*** INPUT ROWS ***
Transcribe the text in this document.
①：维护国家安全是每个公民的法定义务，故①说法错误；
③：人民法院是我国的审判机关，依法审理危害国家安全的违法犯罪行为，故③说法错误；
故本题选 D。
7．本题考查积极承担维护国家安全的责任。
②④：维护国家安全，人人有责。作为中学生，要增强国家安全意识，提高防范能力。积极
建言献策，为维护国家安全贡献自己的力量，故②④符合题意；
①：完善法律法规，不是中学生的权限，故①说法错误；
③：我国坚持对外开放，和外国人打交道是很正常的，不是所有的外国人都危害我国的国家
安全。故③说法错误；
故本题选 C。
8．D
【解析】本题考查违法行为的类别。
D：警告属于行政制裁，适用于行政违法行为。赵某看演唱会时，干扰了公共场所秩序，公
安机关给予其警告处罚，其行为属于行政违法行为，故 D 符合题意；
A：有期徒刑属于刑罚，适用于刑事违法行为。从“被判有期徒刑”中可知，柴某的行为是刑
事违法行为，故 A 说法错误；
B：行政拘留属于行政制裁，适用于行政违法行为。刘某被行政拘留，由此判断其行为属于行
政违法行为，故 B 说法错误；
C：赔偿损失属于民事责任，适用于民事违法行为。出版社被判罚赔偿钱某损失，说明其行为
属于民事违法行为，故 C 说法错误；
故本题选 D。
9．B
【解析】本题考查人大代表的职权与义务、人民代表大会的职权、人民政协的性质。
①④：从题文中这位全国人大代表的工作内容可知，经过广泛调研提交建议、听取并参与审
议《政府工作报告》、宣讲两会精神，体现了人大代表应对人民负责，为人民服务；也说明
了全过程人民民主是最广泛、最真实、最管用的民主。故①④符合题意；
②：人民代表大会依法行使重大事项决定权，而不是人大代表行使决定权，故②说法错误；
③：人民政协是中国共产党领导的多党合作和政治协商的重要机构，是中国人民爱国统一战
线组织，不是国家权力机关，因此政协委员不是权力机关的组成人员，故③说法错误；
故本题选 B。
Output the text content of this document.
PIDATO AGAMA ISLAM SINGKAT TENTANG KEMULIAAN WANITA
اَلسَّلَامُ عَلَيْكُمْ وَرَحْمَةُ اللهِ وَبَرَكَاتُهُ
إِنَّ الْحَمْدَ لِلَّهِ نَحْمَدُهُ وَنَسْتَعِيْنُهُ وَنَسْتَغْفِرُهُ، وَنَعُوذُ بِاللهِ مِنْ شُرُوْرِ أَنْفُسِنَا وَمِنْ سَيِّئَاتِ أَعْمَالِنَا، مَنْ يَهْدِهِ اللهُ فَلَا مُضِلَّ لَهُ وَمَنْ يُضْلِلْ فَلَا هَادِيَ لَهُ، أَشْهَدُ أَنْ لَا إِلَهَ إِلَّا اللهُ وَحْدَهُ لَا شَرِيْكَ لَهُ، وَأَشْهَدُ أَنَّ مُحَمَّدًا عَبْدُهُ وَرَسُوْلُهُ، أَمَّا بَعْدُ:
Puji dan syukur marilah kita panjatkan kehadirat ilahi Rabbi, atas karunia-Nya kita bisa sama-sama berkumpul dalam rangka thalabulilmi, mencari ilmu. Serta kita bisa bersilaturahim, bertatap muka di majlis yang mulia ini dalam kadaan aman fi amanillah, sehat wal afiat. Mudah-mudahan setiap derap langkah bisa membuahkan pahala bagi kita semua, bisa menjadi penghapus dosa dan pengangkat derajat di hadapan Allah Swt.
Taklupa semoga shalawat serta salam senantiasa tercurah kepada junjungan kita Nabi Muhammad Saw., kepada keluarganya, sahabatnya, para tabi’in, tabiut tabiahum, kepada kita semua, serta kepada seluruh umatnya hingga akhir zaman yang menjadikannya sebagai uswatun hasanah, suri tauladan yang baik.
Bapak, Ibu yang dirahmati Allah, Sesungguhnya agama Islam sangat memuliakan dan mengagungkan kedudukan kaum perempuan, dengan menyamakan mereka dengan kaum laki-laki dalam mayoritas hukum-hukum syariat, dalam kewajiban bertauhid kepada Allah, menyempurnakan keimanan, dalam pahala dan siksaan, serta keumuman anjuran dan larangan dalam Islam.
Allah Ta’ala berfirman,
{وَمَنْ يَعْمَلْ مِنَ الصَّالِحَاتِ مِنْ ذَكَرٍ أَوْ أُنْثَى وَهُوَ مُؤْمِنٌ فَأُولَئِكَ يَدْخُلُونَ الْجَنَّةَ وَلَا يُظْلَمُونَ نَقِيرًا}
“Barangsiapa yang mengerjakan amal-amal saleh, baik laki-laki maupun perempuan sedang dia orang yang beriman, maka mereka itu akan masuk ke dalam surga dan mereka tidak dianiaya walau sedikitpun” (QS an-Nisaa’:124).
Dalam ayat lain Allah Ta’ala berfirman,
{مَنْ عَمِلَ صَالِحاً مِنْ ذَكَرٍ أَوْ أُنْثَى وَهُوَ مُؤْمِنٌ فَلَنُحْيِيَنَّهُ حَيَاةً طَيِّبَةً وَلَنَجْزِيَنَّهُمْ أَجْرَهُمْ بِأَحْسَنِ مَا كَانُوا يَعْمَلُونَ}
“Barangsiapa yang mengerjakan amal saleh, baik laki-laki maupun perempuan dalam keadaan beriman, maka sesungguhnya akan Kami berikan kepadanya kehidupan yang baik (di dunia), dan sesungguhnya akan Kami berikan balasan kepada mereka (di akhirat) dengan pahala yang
***
JOB: Transcribe the data above in full, exactly.

RESPONSE BELOW:
Transcribe the text in this document.
①：维护国家安全是每个公民的法定义务，故①说法错误；
③：人民法院是我国的审判机关，依法审理危害国家安全的违法犯罪行为，故③说法错误；
故本题选 D。
7．本题考查积极承担维护国家安全的责任。
②④：维护国家安全，人人有责。作为中学生，要增强国家安全意识，提高防范能力。积极
建言献策，为维护国家安全贡献自己的力量，故②④符合题意；
①：完善法律法规，不是中学生的权限，故①说法错误；
③：我国坚持对外开放，和外国人打交道是很正常的，不是所有的外国人都危害我国的国家
安全。故③说法错误；
故本题选 C。
8．D
【解析】本题考查违法行为的类别。
D：警告属于行政制裁，适用于行政违法行为。赵某看演唱会时，干扰了公共场所秩序，公
安机关给予其警告处罚，其行为属于行政违法行为，故 D 符合题意；
A：有期徒刑属于刑罚，适用于刑事违法行为。从“被判有期徒刑”中可知，柴某的行为是刑
事违法行为，故 A 说法错误；
B：行政拘留属于行政制裁，适用于行政违法行为。刘某被行政拘留，由此判断其行为属于行
政违法行为，故 B 说法错误；
C：赔偿损失属于民事责任，适用于民事违法行为。出版社被判罚赔偿钱某损失，说明其行为
属于民事违法行为，故 C 说法错误；
故本题选 D。
9．B
【解析】本题考查人大代表的职权与义务、人民代表大会的职权、人民政协的性质。
①④：从题文中这位全国人大代表的工作内容可知，经过广泛调研提交建议、听取并参与审
议《政府工作报告》、宣讲两会精神，体现了人大代表应对人民负责，为人民服务；也说明
了全过程人民民主是最广泛、最真实、最管用的民主。故①④符合题意；
②：人民代表大会依法行使重大事项决定权，而不是人大代表行使决定权，故②说法错误；
③：人民政协是中国共产党领导的多党合作和政治协商的重要机构，是中国人民爱国统一战
线组织，不是国家权力机关，因此政协委员不是权力机关的组成人员，故③说法错误；
故本题选 B。
Output the text content of this document.
PIDATO AGAMA ISLAM SINGKAT TENTANG KEMULIAAN WANITA
اَلسَّلَامُ عَلَيْكُمْ وَرَحْمَةُ اللهِ وَبَرَكَاتُهُ
إِنَّ الْحَمْدَ لِلَّهِ نَحْمَدُهُ وَنَسْتَعِيْنُهُ وَنَسْتَغْفِرُهُ، وَنَعُوذُ بِاللهِ مِنْ شُرُوْرِ أَنْفُسِنَا وَمِنْ سَيِّئَاتِ أَعْمَالِنَا، مَنْ يَهْدِهِ اللهُ فَلَا مُضِلَّ لَهُ وَمَنْ يُضْلِلْ فَلَا هَادِيَ لَهُ، أَشْهَدُ أَنْ لَا إِلَهَ إِلَّا اللهُ وَحْدَهُ لَا شَرِيْكَ لَهُ، وَأَشْهَدُ أَنَّ مُحَمَّدًا عَبْدُهُ وَرَسُوْلُهُ، أَمَّا بَعْدُ:
Puji dan syukur marilah kita panjatkan kehadirat ilahi Rabbi, atas karunia-Nya kita bisa sama-sama berkumpul dalam rangka thalabulilmi, mencari ilmu. Serta kita bisa bersilaturahim, bertatap muka di majlis yang mulia ini dalam kadaan aman fi amanillah, sehat wal afiat. Mudah-mudahan setiap derap langkah bisa membuahkan pahala bagi kita semua, bisa menjadi penghapus dosa dan pengangkat derajat di hadapan Allah Swt.
Taklupa semoga shalawat serta salam senantiasa tercurah kepada junjungan kita Nabi Muhammad Saw., kepada keluarganya, sahabatnya, para tabi’in, tabiut tabiahum, kepada kita semua, serta kepada seluruh umatnya hingga akhir zaman yang menjadikannya sebagai uswatun hasanah, suri tauladan yang baik.
Bapak, Ibu yang dirahmati Allah, Sesungguhnya agama Islam sangat memuliakan dan mengagungkan kedudukan kaum perempuan, dengan menyamakan mereka dengan kaum laki-laki dalam mayoritas hukum-hukum syariat, dalam kewajiban bertauhid kepada Allah, menyempurnakan keimanan, dalam pahala dan siksaan, serta keumuman anjuran dan larangan dalam Islam.
Allah Ta’ala berfirman,
{وَمَنْ يَعْمَلْ مِنَ الصَّالِحَاتِ مِنْ ذَكَرٍ أَوْ أُنْثَى وَهُوَ مُؤْمِنٌ فَأُولَئِكَ يَدْخُلُونَ الْجَنَّةَ وَلَا يُظْلَمُونَ نَقِيرًا}
“Barangsiapa yang mengerjakan amal-amal saleh, baik laki-laki maupun perempuan sedang dia orang yang beriman, maka mereka itu akan masuk ke dalam surga dan mereka tidak dianiaya walau sedikitpun” (QS an-Nisaa’:124).
Dalam ayat lain Allah Ta’ala berfirman,
{مَنْ عَمِلَ صَالِحاً مِنْ ذَكَرٍ أَوْ أُنْثَى وَهُوَ مُؤْمِنٌ فَلَنُحْيِيَنَّهُ حَيَاةً طَيِّبَةً وَلَنَجْزِيَنَّهُمْ أَجْرَهُمْ بِأَحْسَنِ مَا كَانُوا يَعْمَلُونَ}
“Barangsiapa yang mengerjakan amal saleh, baik laki-laki maupun perempuan dalam keadaan beriman, maka sesungguhnya akan Kami berikan kepadanya kehidupan yang baik (di dunia), dan sesungguhnya akan Kami berikan balasan kepada mereka (di akhirat) dengan pahala yang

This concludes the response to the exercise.